Pictures do not belong in the copy; transcribe everything else in the records exactly.

Collected data entries
■ ■ ■ ■ ■ ■ ■
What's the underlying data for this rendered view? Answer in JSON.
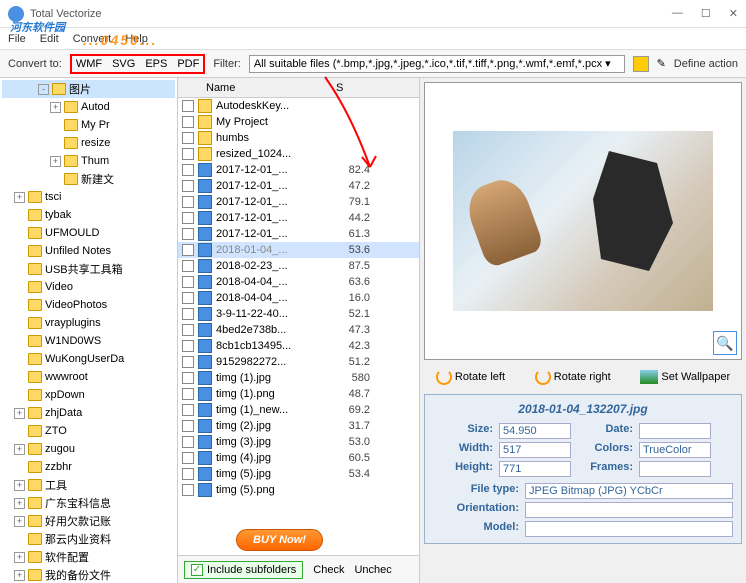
{
  "window": {
    "title": "Total Vectorize",
    "watermark": "河东软件园",
    "watermark_sub": "...0450..."
  },
  "menu": {
    "file": "File",
    "edit": "Edit",
    "convert": "Convert",
    "help": "Help"
  },
  "toolbar": {
    "convert_to": "Convert to:",
    "formats": {
      "wmf": "WMF",
      "svg": "SVG",
      "eps": "EPS",
      "pdf": "PDF"
    },
    "filter_label": "Filter:",
    "filter_value": "All suitable files (*.bmp,*.jpg,*.jpeg,*.ico,*.tif,*.tiff,*.png,*.wmf,*.emf,*.pcx ▾",
    "define_action": "Define action"
  },
  "tree": [
    {
      "indent": 3,
      "exp": "-",
      "label": "图片",
      "sel": true
    },
    {
      "indent": 4,
      "exp": "+",
      "label": "Autod"
    },
    {
      "indent": 4,
      "exp": "",
      "label": "My Pr"
    },
    {
      "indent": 4,
      "exp": "",
      "label": "resize"
    },
    {
      "indent": 4,
      "exp": "+",
      "label": "Thum"
    },
    {
      "indent": 4,
      "exp": "",
      "label": "新建文"
    },
    {
      "indent": 1,
      "exp": "+",
      "label": "tsci"
    },
    {
      "indent": 1,
      "exp": "",
      "label": "tybak"
    },
    {
      "indent": 1,
      "exp": "",
      "label": "UFMOULD"
    },
    {
      "indent": 1,
      "exp": "",
      "label": "Unfiled Notes"
    },
    {
      "indent": 1,
      "exp": "",
      "label": "USB共享工具箱"
    },
    {
      "indent": 1,
      "exp": "",
      "label": "Video"
    },
    {
      "indent": 1,
      "exp": "",
      "label": "VideoPhotos"
    },
    {
      "indent": 1,
      "exp": "",
      "label": "vrayplugins"
    },
    {
      "indent": 1,
      "exp": "",
      "label": "W1ND0WS"
    },
    {
      "indent": 1,
      "exp": "",
      "label": "WuKongUserDa"
    },
    {
      "indent": 1,
      "exp": "",
      "label": "wwwroot"
    },
    {
      "indent": 1,
      "exp": "",
      "label": "xpDown"
    },
    {
      "indent": 1,
      "exp": "+",
      "label": "zhjData"
    },
    {
      "indent": 1,
      "exp": "",
      "label": "ZTO"
    },
    {
      "indent": 1,
      "exp": "+",
      "label": "zugou"
    },
    {
      "indent": 1,
      "exp": "",
      "label": "zzbhr"
    },
    {
      "indent": 1,
      "exp": "+",
      "label": "工具"
    },
    {
      "indent": 1,
      "exp": "+",
      "label": "广东宝科信息"
    },
    {
      "indent": 1,
      "exp": "+",
      "label": "好用欠款记账"
    },
    {
      "indent": 1,
      "exp": "",
      "label": "那云内业资料"
    },
    {
      "indent": 1,
      "exp": "+",
      "label": "软件配置"
    },
    {
      "indent": 1,
      "exp": "+",
      "label": "我的备份文件"
    }
  ],
  "filehead": {
    "name": "Name",
    "size": "S"
  },
  "files": [
    {
      "type": "dir",
      "name": "AutodeskKey...",
      "size": ""
    },
    {
      "type": "dir",
      "name": "My Project",
      "size": ""
    },
    {
      "type": "dir",
      "name": "humbs",
      "size": ""
    },
    {
      "type": "dir",
      "name": "resized_1024...",
      "size": ""
    },
    {
      "type": "img",
      "name": "2017-12-01_...",
      "size": "82.4"
    },
    {
      "type": "img",
      "name": "2017-12-01_...",
      "size": "47.2"
    },
    {
      "type": "img",
      "name": "2017-12-01_...",
      "size": "79.1"
    },
    {
      "type": "img",
      "name": "2017-12-01_...",
      "size": "44.2"
    },
    {
      "type": "img",
      "name": "2017-12-01_...",
      "size": "61.3"
    },
    {
      "type": "img",
      "name": "2018-01-04_...",
      "size": "53.6",
      "sel": true
    },
    {
      "type": "img",
      "name": "2018-02-23_...",
      "size": "87.5"
    },
    {
      "type": "img",
      "name": "2018-04-04_...",
      "size": "63.6"
    },
    {
      "type": "img",
      "name": "2018-04-04_...",
      "size": "16.0"
    },
    {
      "type": "img",
      "name": "3-9-11-22-40...",
      "size": "52.1"
    },
    {
      "type": "img",
      "name": "4bed2e738b...",
      "size": "47.3"
    },
    {
      "type": "img",
      "name": "8cb1cb13495...",
      "size": "42.3"
    },
    {
      "type": "img",
      "name": "9152982272...",
      "size": "51.2"
    },
    {
      "type": "img",
      "name": "timg (1).jpg",
      "size": "580"
    },
    {
      "type": "img",
      "name": "timg (1).png",
      "size": "48.7"
    },
    {
      "type": "img",
      "name": "timg (1)_new...",
      "size": "69.2"
    },
    {
      "type": "img",
      "name": "timg (2).jpg",
      "size": "31.7"
    },
    {
      "type": "img",
      "name": "timg (3).jpg",
      "size": "53.0"
    },
    {
      "type": "img",
      "name": "timg (4).jpg",
      "size": "60.5"
    },
    {
      "type": "img",
      "name": "timg (5).jpg",
      "size": "53.4"
    },
    {
      "type": "img",
      "name": "timg (5).png",
      "size": ""
    }
  ],
  "buy": "BUY Now!",
  "include_sub": "Include subfolders",
  "check": "Check",
  "uncheck": "Unchec",
  "rotate": {
    "left": "Rotate left",
    "right": "Rotate right",
    "wall": "Set Wallpaper"
  },
  "info": {
    "title": "2018-01-04_132207.jpg",
    "size_k": "Size:",
    "size_v": "54.950",
    "date_k": "Date:",
    "date_v": "",
    "width_k": "Width:",
    "width_v": "517",
    "colors_k": "Colors:",
    "colors_v": "TrueColor",
    "height_k": "Height:",
    "height_v": "771",
    "frames_k": "Frames:",
    "frames_v": "",
    "filetype_k": "File type:",
    "filetype_v": "JPEG Bitmap (JPG) YCbCr",
    "orient_k": "Orientation:",
    "orient_v": "",
    "model_k": "Model:",
    "model_v": ""
  }
}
■ ■ ■ ■ ■ ■ ■
• **The output**:
What's the underlying data for this rendered view? Answer in JSON.
{
  "window": {
    "title": "Total Vectorize",
    "watermark": "河东软件园",
    "watermark_sub": "...0450..."
  },
  "menu": {
    "file": "File",
    "edit": "Edit",
    "convert": "Convert",
    "help": "Help"
  },
  "toolbar": {
    "convert_to": "Convert to:",
    "formats": {
      "wmf": "WMF",
      "svg": "SVG",
      "eps": "EPS",
      "pdf": "PDF"
    },
    "filter_label": "Filter:",
    "filter_value": "All suitable files (*.bmp,*.jpg,*.jpeg,*.ico,*.tif,*.tiff,*.png,*.wmf,*.emf,*.pcx ▾",
    "define_action": "Define action"
  },
  "tree": [
    {
      "indent": 3,
      "exp": "-",
      "label": "图片",
      "sel": true
    },
    {
      "indent": 4,
      "exp": "+",
      "label": "Autod"
    },
    {
      "indent": 4,
      "exp": "",
      "label": "My Pr"
    },
    {
      "indent": 4,
      "exp": "",
      "label": "resize"
    },
    {
      "indent": 4,
      "exp": "+",
      "label": "Thum"
    },
    {
      "indent": 4,
      "exp": "",
      "label": "新建文"
    },
    {
      "indent": 1,
      "exp": "+",
      "label": "tsci"
    },
    {
      "indent": 1,
      "exp": "",
      "label": "tybak"
    },
    {
      "indent": 1,
      "exp": "",
      "label": "UFMOULD"
    },
    {
      "indent": 1,
      "exp": "",
      "label": "Unfiled Notes"
    },
    {
      "indent": 1,
      "exp": "",
      "label": "USB共享工具箱"
    },
    {
      "indent": 1,
      "exp": "",
      "label": "Video"
    },
    {
      "indent": 1,
      "exp": "",
      "label": "VideoPhotos"
    },
    {
      "indent": 1,
      "exp": "",
      "label": "vrayplugins"
    },
    {
      "indent": 1,
      "exp": "",
      "label": "W1ND0WS"
    },
    {
      "indent": 1,
      "exp": "",
      "label": "WuKongUserDa"
    },
    {
      "indent": 1,
      "exp": "",
      "label": "wwwroot"
    },
    {
      "indent": 1,
      "exp": "",
      "label": "xpDown"
    },
    {
      "indent": 1,
      "exp": "+",
      "label": "zhjData"
    },
    {
      "indent": 1,
      "exp": "",
      "label": "ZTO"
    },
    {
      "indent": 1,
      "exp": "+",
      "label": "zugou"
    },
    {
      "indent": 1,
      "exp": "",
      "label": "zzbhr"
    },
    {
      "indent": 1,
      "exp": "+",
      "label": "工具"
    },
    {
      "indent": 1,
      "exp": "+",
      "label": "广东宝科信息"
    },
    {
      "indent": 1,
      "exp": "+",
      "label": "好用欠款记账"
    },
    {
      "indent": 1,
      "exp": "",
      "label": "那云内业资料"
    },
    {
      "indent": 1,
      "exp": "+",
      "label": "软件配置"
    },
    {
      "indent": 1,
      "exp": "+",
      "label": "我的备份文件"
    }
  ],
  "filehead": {
    "name": "Name",
    "size": "S"
  },
  "files": [
    {
      "type": "dir",
      "name": "AutodeskKey...",
      "size": ""
    },
    {
      "type": "dir",
      "name": "My Project",
      "size": ""
    },
    {
      "type": "dir",
      "name": "humbs",
      "size": ""
    },
    {
      "type": "dir",
      "name": "resized_1024...",
      "size": ""
    },
    {
      "type": "img",
      "name": "2017-12-01_...",
      "size": "82.4"
    },
    {
      "type": "img",
      "name": "2017-12-01_...",
      "size": "47.2"
    },
    {
      "type": "img",
      "name": "2017-12-01_...",
      "size": "79.1"
    },
    {
      "type": "img",
      "name": "2017-12-01_...",
      "size": "44.2"
    },
    {
      "type": "img",
      "name": "2017-12-01_...",
      "size": "61.3"
    },
    {
      "type": "img",
      "name": "2018-01-04_...",
      "size": "53.6",
      "sel": true
    },
    {
      "type": "img",
      "name": "2018-02-23_...",
      "size": "87.5"
    },
    {
      "type": "img",
      "name": "2018-04-04_...",
      "size": "63.6"
    },
    {
      "type": "img",
      "name": "2018-04-04_...",
      "size": "16.0"
    },
    {
      "type": "img",
      "name": "3-9-11-22-40...",
      "size": "52.1"
    },
    {
      "type": "img",
      "name": "4bed2e738b...",
      "size": "47.3"
    },
    {
      "type": "img",
      "name": "8cb1cb13495...",
      "size": "42.3"
    },
    {
      "type": "img",
      "name": "9152982272...",
      "size": "51.2"
    },
    {
      "type": "img",
      "name": "timg (1).jpg",
      "size": "580"
    },
    {
      "type": "img",
      "name": "timg (1).png",
      "size": "48.7"
    },
    {
      "type": "img",
      "name": "timg (1)_new...",
      "size": "69.2"
    },
    {
      "type": "img",
      "name": "timg (2).jpg",
      "size": "31.7"
    },
    {
      "type": "img",
      "name": "timg (3).jpg",
      "size": "53.0"
    },
    {
      "type": "img",
      "name": "timg (4).jpg",
      "size": "60.5"
    },
    {
      "type": "img",
      "name": "timg (5).jpg",
      "size": "53.4"
    },
    {
      "type": "img",
      "name": "timg (5).png",
      "size": ""
    }
  ],
  "buy": "BUY Now!",
  "include_sub": "Include subfolders",
  "check": "Check",
  "uncheck": "Unchec",
  "rotate": {
    "left": "Rotate left",
    "right": "Rotate right",
    "wall": "Set Wallpaper"
  },
  "info": {
    "title": "2018-01-04_132207.jpg",
    "size_k": "Size:",
    "size_v": "54.950",
    "date_k": "Date:",
    "date_v": "",
    "width_k": "Width:",
    "width_v": "517",
    "colors_k": "Colors:",
    "colors_v": "TrueColor",
    "height_k": "Height:",
    "height_v": "771",
    "frames_k": "Frames:",
    "frames_v": "",
    "filetype_k": "File type:",
    "filetype_v": "JPEG Bitmap (JPG) YCbCr",
    "orient_k": "Orientation:",
    "orient_v": "",
    "model_k": "Model:",
    "model_v": ""
  }
}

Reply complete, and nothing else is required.